Omit the pictures while printing every entry below exactly as given.

=== Raw data ===
┏━━

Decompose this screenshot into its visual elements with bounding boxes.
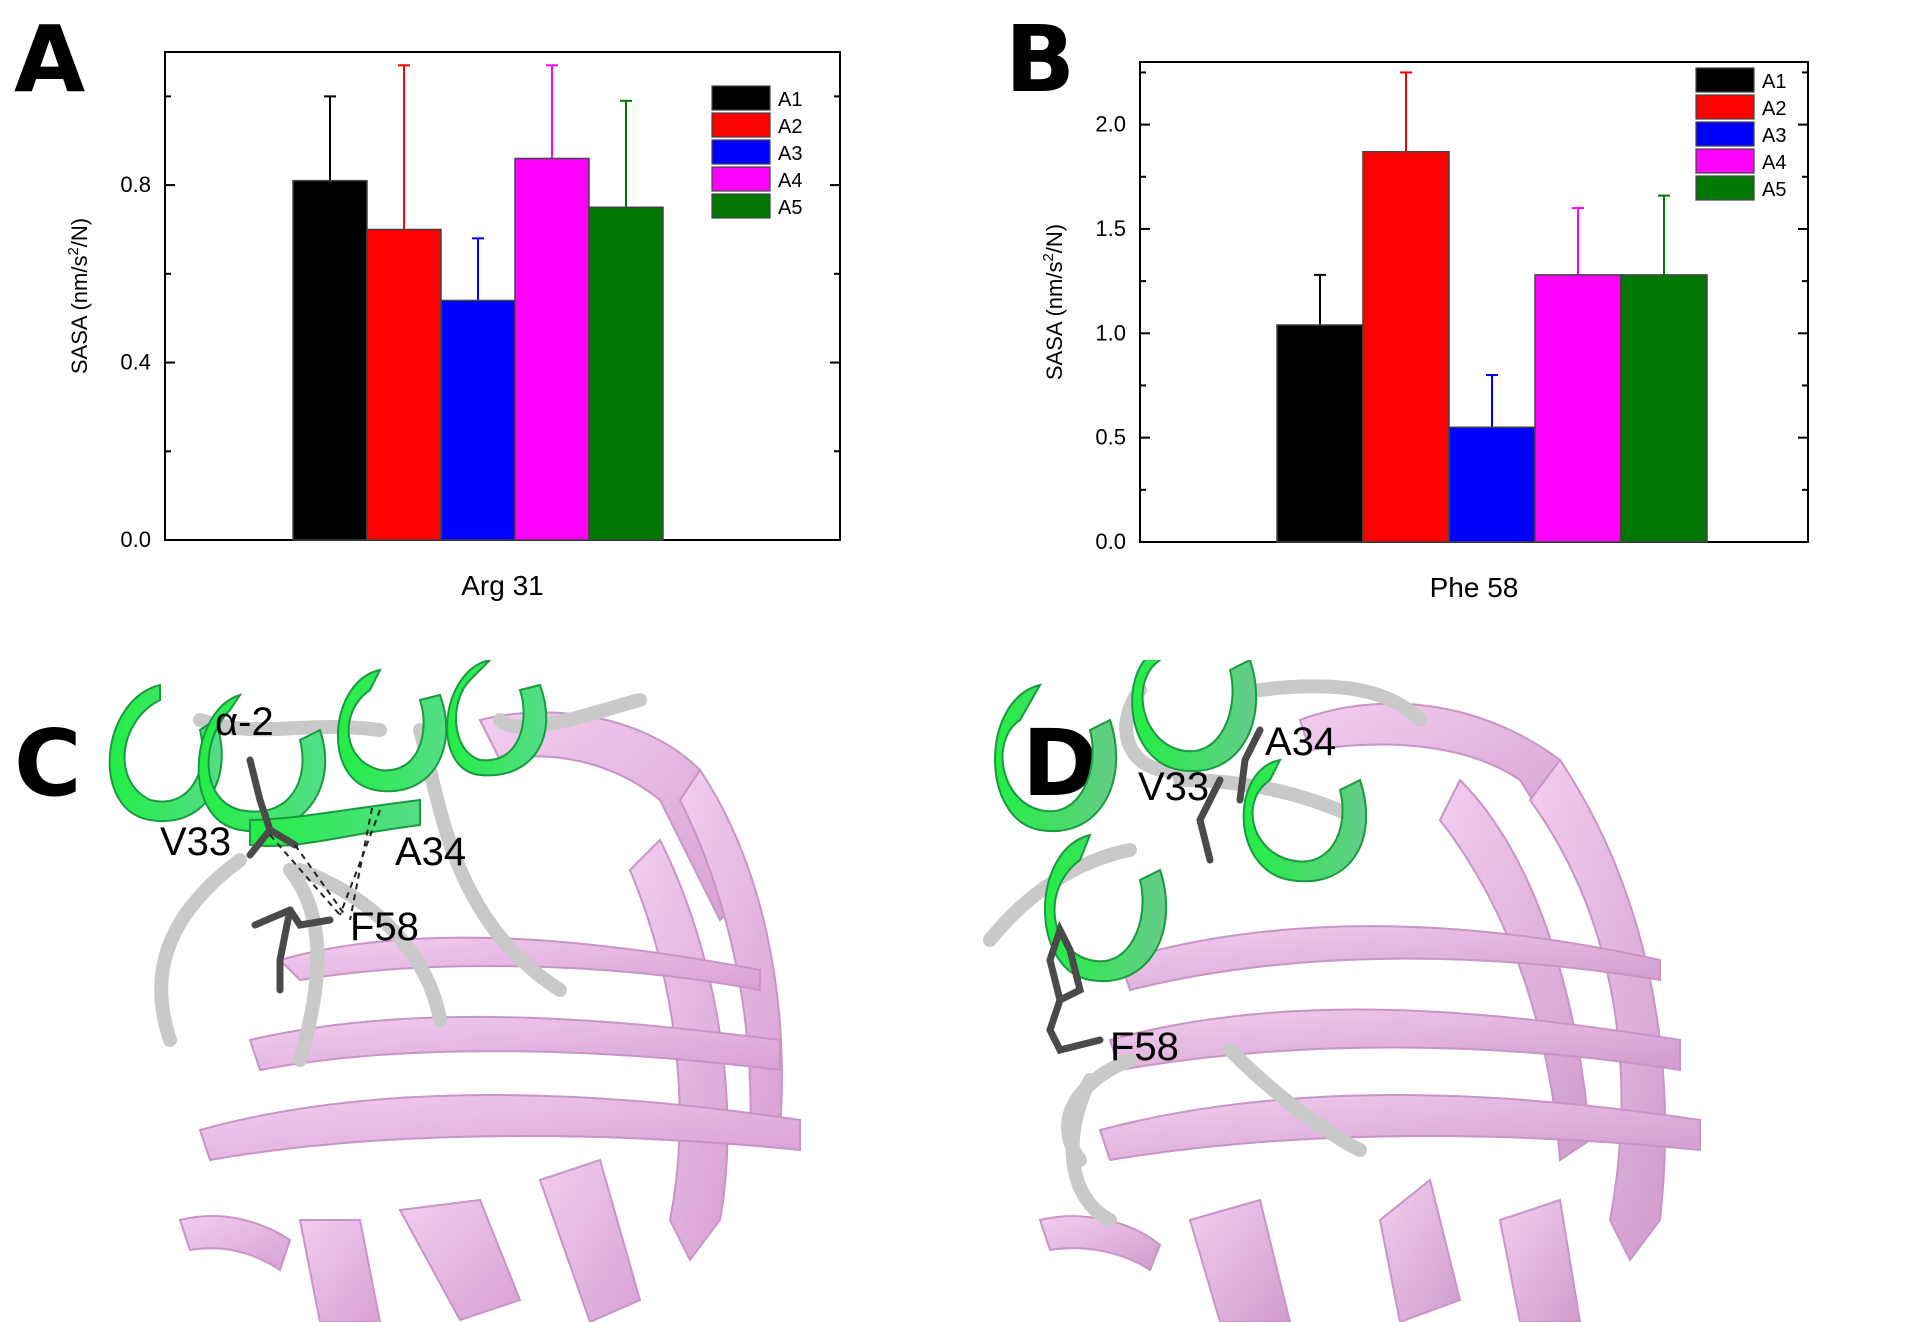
bar-a1 xyxy=(292,179,368,541)
legend-label-a1: A1 xyxy=(778,89,802,111)
bar-a2 xyxy=(1362,150,1450,543)
y-tick-label: 2.0 xyxy=(1095,112,1126,137)
beta-sheet-c xyxy=(178,711,801,1322)
legend-label-a4: A4 xyxy=(1762,152,1786,174)
y-axis-label: SASA (nm/s2/N) xyxy=(1040,224,1067,380)
side-chains-c xyxy=(246,756,334,994)
legend-label-a4: A4 xyxy=(778,170,802,192)
y-axis-label-main: SASA (nm/s xyxy=(1042,262,1067,381)
residue-label-f58-d: F58 xyxy=(1110,1025,1179,1069)
bar-a4 xyxy=(514,157,590,541)
y-axis-label-sup: 2 xyxy=(1040,253,1057,261)
legend-swatch-a4 xyxy=(1695,148,1755,174)
y-tick-label: 1.0 xyxy=(1095,320,1126,345)
chart-a-arg31: 0.0 0.4 0.8 SASA (nm/s2/N) Arg 31 A1 A2 A3 A4 A5 xyxy=(65,51,841,601)
bar-a2 xyxy=(366,228,442,541)
legend-swatch-a5 xyxy=(711,193,771,219)
legend-label-a5: A5 xyxy=(1762,179,1786,201)
x-axis-label: Arg 31 xyxy=(461,570,544,601)
bar-a5 xyxy=(588,206,664,541)
loops-c xyxy=(154,693,647,1067)
bar-a3 xyxy=(440,299,516,541)
protein-structure-c: α-2 V33 A34 F58 xyxy=(108,660,801,1322)
residue-label-f58-c: F58 xyxy=(350,905,419,949)
y-tick-label: 0.0 xyxy=(120,527,151,552)
panel-label-a: A xyxy=(14,6,86,113)
side-chains-d xyxy=(1046,726,1264,1055)
legend-swatch-a5 xyxy=(1695,175,1755,201)
y-axis-label-tail: /N) xyxy=(1042,224,1067,253)
y-axis-label-tail: /N) xyxy=(67,218,92,247)
legend-label-a5: A5 xyxy=(778,197,802,219)
helix-alpha2-c xyxy=(108,660,548,847)
panel-label-c: C xyxy=(14,710,82,817)
helix-label-c: α-2 xyxy=(215,700,274,744)
y-tick-label: 0.4 xyxy=(120,350,151,375)
chart-b-phe58: 0.0 0.5 1.0 1.5 2.0 SASA (nm/s2/N) Phe 58 A1 A2 A… xyxy=(1040,61,1809,603)
residue-label-a34-d: A34 xyxy=(1265,720,1336,764)
bar-a1 xyxy=(1276,324,1364,543)
legend-swatch-a3 xyxy=(1695,121,1755,147)
legend-label-a1: A1 xyxy=(1762,71,1786,93)
legend-swatch-a2 xyxy=(711,112,771,138)
beta-sheet-d xyxy=(1038,702,1701,1322)
legend-label-a3: A3 xyxy=(778,143,802,165)
x-axis-label: Phe 58 xyxy=(1430,572,1519,603)
y-axis-label: SASA (nm/s2/N) xyxy=(65,218,92,374)
y-axis-label-sup: 2 xyxy=(65,247,82,255)
legend-label-a2: A2 xyxy=(778,116,802,138)
contact-lines-c xyxy=(269,807,381,921)
y-axis-label-main: SASA (nm/s xyxy=(67,256,92,375)
legend-swatch-a1 xyxy=(1695,67,1755,93)
residue-label-v33-c: V33 xyxy=(160,820,231,864)
protein-structure-d: A34 V33 F58 xyxy=(983,660,1701,1322)
panel-label-b: B xyxy=(1005,6,1076,113)
y-tick-label: 0.5 xyxy=(1095,425,1126,450)
bar-a3 xyxy=(1448,426,1536,543)
legend-swatch-a2 xyxy=(1695,94,1755,120)
y-tick-label: 0.8 xyxy=(120,172,151,197)
legend-label-a3: A3 xyxy=(1762,125,1786,147)
y-tick-label: 0.0 xyxy=(1095,529,1126,554)
legend-swatch-a1 xyxy=(711,85,771,111)
legend-swatch-a3 xyxy=(711,139,771,165)
legend-swatch-a4 xyxy=(711,166,771,192)
legend-label-a2: A2 xyxy=(1762,98,1786,120)
residue-label-v33-d: V33 xyxy=(1138,765,1209,809)
residue-label-a34-c: A34 xyxy=(395,830,466,874)
y-tick-label: 1.5 xyxy=(1095,216,1126,241)
bar-a4 xyxy=(1534,274,1622,543)
bar-a5 xyxy=(1620,274,1708,543)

┗━━

=== Solution for this task ===
Decompose this screenshot into its visual elements with bounding boxes.
bar-a1 xyxy=(292,179,368,541)
legend-label-a1: A1 xyxy=(778,89,802,111)
bar-a2 xyxy=(1362,150,1450,543)
y-tick-label: 2.0 xyxy=(1095,112,1126,137)
beta-sheet-c xyxy=(178,711,801,1322)
legend-label-a4: A4 xyxy=(1762,152,1786,174)
y-axis-label: SASA (nm/s2/N) xyxy=(1040,224,1067,380)
side-chains-c xyxy=(246,756,334,994)
legend-label-a4: A4 xyxy=(778,170,802,192)
y-axis-label-main: SASA (nm/s xyxy=(1042,262,1067,381)
residue-label-f58-d: F58 xyxy=(1110,1025,1179,1069)
bar-a4 xyxy=(514,157,590,541)
y-axis-label-sup: 2 xyxy=(1040,253,1057,261)
legend-swatch-a4 xyxy=(1695,148,1755,174)
y-tick-label: 1.0 xyxy=(1095,320,1126,345)
chart-a-arg31: 0.0 0.4 0.8 SASA (nm/s2/N) Arg 31 A1 A2 A3 A4 A5 xyxy=(65,51,841,601)
bar-a2 xyxy=(366,228,442,541)
legend-swatch-a5 xyxy=(711,193,771,219)
legend-label-a5: A5 xyxy=(1762,179,1786,201)
x-axis-label: Arg 31 xyxy=(461,570,544,601)
bar-a5 xyxy=(588,206,664,541)
loops-c xyxy=(154,693,647,1067)
bar-a3 xyxy=(440,299,516,541)
protein-structure-c: α-2 V33 A34 F58 xyxy=(108,660,801,1322)
residue-label-f58-c: F58 xyxy=(350,905,419,949)
y-tick-label: 0.0 xyxy=(120,527,151,552)
panel-label-a: A xyxy=(14,6,86,113)
side-chains-d xyxy=(1046,726,1264,1055)
legend-swatch-a5 xyxy=(1695,175,1755,201)
y-axis-label-tail: /N) xyxy=(1042,224,1067,253)
y-axis-label-tail: /N) xyxy=(67,218,92,247)
legend-label-a5: A5 xyxy=(778,197,802,219)
helix-alpha2-c xyxy=(108,660,548,847)
panel-label-c: C xyxy=(14,710,82,817)
helix-label-c: α-2 xyxy=(215,700,274,744)
y-tick-label: 0.4 xyxy=(120,350,151,375)
chart-b-phe58: 0.0 0.5 1.0 1.5 2.0 SASA (nm/s2/N) Phe 58 A1 A2 A… xyxy=(1040,61,1809,603)
residue-label-a34-d: A34 xyxy=(1265,720,1336,764)
bar-a1 xyxy=(1276,324,1364,543)
legend-swatch-a3 xyxy=(1695,121,1755,147)
legend-label-a1: A1 xyxy=(1762,71,1786,93)
legend-swatch-a2 xyxy=(711,112,771,138)
beta-sheet-d xyxy=(1038,702,1701,1322)
legend-label-a3: A3 xyxy=(778,143,802,165)
x-axis-label: Phe 58 xyxy=(1430,572,1519,603)
y-axis-label: SASA (nm/s2/N) xyxy=(65,218,92,374)
y-axis-label-sup: 2 xyxy=(65,247,82,255)
legend-label-a2: A2 xyxy=(778,116,802,138)
contact-lines-c xyxy=(269,807,381,921)
y-axis-label-main: SASA (nm/s xyxy=(67,256,92,375)
legend-swatch-a1 xyxy=(1695,67,1755,93)
residue-label-v33-c: V33 xyxy=(160,820,231,864)
protein-structure-d: A34 V33 F58 xyxy=(983,660,1701,1322)
panel-label-b: B xyxy=(1005,6,1076,113)
y-tick-label: 0.5 xyxy=(1095,425,1126,450)
bar-a3 xyxy=(1448,426,1536,543)
legend-swatch-a2 xyxy=(1695,94,1755,120)
y-tick-label: 0.8 xyxy=(120,172,151,197)
legend-label-a3: A3 xyxy=(1762,125,1786,147)
y-tick-label: 0.0 xyxy=(1095,529,1126,554)
legend-swatch-a1 xyxy=(711,85,771,111)
legend-swatch-a3 xyxy=(711,139,771,165)
legend-swatch-a4 xyxy=(711,166,771,192)
legend-label-a2: A2 xyxy=(1762,98,1786,120)
residue-label-v33-d: V33 xyxy=(1138,765,1209,809)
residue-label-a34-c: A34 xyxy=(395,830,466,874)
y-tick-label: 1.5 xyxy=(1095,216,1126,241)
bar-a4 xyxy=(1534,274,1622,543)
bar-a5 xyxy=(1620,274,1708,543)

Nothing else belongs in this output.